Directive
In the records below, find the line containing "Type out the text in this image.", then extract that line and all subsequent lines exactly, leaving out everything else.

Source material
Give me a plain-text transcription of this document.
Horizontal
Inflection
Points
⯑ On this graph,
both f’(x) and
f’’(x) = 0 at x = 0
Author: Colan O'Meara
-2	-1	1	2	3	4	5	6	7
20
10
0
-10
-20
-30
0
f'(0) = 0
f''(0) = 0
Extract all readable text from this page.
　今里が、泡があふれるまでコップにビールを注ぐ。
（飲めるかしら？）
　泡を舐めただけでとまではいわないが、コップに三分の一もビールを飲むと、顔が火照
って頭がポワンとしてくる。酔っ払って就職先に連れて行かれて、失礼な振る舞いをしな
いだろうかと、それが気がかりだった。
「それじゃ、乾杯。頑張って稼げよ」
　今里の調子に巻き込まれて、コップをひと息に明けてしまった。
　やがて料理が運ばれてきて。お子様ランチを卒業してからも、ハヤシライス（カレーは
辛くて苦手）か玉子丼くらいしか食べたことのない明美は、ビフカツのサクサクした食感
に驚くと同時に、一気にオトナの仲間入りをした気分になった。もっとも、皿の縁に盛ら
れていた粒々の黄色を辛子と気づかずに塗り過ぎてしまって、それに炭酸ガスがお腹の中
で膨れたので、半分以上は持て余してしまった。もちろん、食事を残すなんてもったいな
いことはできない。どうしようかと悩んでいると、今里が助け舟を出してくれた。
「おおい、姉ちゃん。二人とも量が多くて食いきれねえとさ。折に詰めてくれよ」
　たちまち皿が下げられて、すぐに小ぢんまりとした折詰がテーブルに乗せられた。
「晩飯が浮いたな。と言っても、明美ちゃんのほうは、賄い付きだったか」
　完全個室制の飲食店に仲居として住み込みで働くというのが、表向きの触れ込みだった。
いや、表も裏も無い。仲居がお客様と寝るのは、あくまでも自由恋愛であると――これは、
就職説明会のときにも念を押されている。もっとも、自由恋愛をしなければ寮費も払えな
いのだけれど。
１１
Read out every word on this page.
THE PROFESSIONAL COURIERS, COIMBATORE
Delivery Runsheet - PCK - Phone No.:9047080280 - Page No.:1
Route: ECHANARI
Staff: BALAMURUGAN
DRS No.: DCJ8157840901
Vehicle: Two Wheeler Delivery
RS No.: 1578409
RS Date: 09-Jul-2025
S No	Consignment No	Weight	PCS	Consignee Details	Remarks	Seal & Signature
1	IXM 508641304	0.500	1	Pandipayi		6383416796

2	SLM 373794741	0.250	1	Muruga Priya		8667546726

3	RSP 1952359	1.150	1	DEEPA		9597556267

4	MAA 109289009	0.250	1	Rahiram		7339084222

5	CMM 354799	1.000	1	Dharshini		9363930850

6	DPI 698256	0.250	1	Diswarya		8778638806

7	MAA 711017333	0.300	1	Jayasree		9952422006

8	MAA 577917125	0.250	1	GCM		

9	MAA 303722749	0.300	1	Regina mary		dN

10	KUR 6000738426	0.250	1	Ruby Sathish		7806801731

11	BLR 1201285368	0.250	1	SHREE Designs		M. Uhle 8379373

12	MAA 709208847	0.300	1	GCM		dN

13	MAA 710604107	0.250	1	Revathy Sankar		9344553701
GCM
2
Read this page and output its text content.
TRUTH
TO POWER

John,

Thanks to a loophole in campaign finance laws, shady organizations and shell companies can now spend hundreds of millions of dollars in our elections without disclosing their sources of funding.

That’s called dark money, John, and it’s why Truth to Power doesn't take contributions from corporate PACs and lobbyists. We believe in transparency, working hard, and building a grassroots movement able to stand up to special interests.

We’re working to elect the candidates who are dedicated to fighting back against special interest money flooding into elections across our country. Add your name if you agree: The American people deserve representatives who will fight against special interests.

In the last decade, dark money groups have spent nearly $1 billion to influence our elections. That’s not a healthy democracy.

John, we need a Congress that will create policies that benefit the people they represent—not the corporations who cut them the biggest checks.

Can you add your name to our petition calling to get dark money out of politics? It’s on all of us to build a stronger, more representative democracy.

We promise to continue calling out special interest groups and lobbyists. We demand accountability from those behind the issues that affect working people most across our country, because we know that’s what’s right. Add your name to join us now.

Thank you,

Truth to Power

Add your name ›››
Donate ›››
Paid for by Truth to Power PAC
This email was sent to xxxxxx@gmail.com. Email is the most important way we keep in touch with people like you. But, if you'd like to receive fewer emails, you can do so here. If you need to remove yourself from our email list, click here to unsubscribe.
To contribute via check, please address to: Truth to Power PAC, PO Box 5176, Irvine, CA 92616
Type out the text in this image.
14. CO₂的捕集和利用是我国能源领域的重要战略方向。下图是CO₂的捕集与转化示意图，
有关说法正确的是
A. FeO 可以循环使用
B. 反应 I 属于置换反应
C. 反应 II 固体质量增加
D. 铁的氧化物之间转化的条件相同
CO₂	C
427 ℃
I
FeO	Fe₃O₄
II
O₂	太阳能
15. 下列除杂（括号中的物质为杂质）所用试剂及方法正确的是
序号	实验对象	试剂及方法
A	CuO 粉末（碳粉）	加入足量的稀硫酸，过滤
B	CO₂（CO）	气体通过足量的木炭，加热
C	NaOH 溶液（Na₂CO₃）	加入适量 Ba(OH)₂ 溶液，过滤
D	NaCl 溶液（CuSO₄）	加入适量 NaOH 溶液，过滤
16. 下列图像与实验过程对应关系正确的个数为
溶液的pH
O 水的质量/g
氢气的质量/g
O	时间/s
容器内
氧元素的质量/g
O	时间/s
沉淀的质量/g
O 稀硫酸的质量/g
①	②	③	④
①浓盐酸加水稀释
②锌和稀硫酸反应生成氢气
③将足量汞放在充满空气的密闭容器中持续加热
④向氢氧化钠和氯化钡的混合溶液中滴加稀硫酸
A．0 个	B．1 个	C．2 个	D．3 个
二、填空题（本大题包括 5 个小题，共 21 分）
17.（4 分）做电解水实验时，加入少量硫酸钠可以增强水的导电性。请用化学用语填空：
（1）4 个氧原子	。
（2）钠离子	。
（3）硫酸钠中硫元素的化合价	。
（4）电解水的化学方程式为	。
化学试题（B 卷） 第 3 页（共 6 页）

Response for this exercise
Type out the text in this image.
14. CO₂的捕集和利用是我国能源领域的重要战略方向。下图是CO₂的捕集与转化示意图，
有关说法正确的是
A. FeO 可以循环使用
B. 反应 I 属于置换反应
C. 反应 II 固体质量增加
D. 铁的氧化物之间转化的条件相同
CO₂	C
427 ℃
I
FeO	Fe₃O₄
II
O₂	太阳能
15. 下列除杂（括号中的物质为杂质）所用试剂及方法正确的是
序号	实验对象	试剂及方法
A	CuO 粉末（碳粉）	加入足量的稀硫酸，过滤
B	CO₂（CO）	气体通过足量的木炭，加热
C	NaOH 溶液（Na₂CO₃）	加入适量 Ba(OH)₂ 溶液，过滤
D	NaCl 溶液（CuSO₄）	加入适量 NaOH 溶液，过滤
16. 下列图像与实验过程对应关系正确的个数为
溶液的pH
O 水的质量/g
氢气的质量/g
O	时间/s
容器内
氧元素的质量/g
O	时间/s
沉淀的质量/g
O 稀硫酸的质量/g
①	②	③	④
①浓盐酸加水稀释
②锌和稀硫酸反应生成氢气
③将足量汞放在充满空气的密闭容器中持续加热
④向氢氧化钠和氯化钡的混合溶液中滴加稀硫酸
A．0 个	B．1 个	C．2 个	D．3 个
二、填空题（本大题包括 5 个小题，共 21 分）
17.（4 分）做电解水实验时，加入少量硫酸钠可以增强水的导电性。请用化学用语填空：
（1）4 个氧原子	。
（2）钠离子	。
（3）硫酸钠中硫元素的化合价	。
（4）电解水的化学方程式为	。
化学试题（B 卷） 第 3 页（共 6 页）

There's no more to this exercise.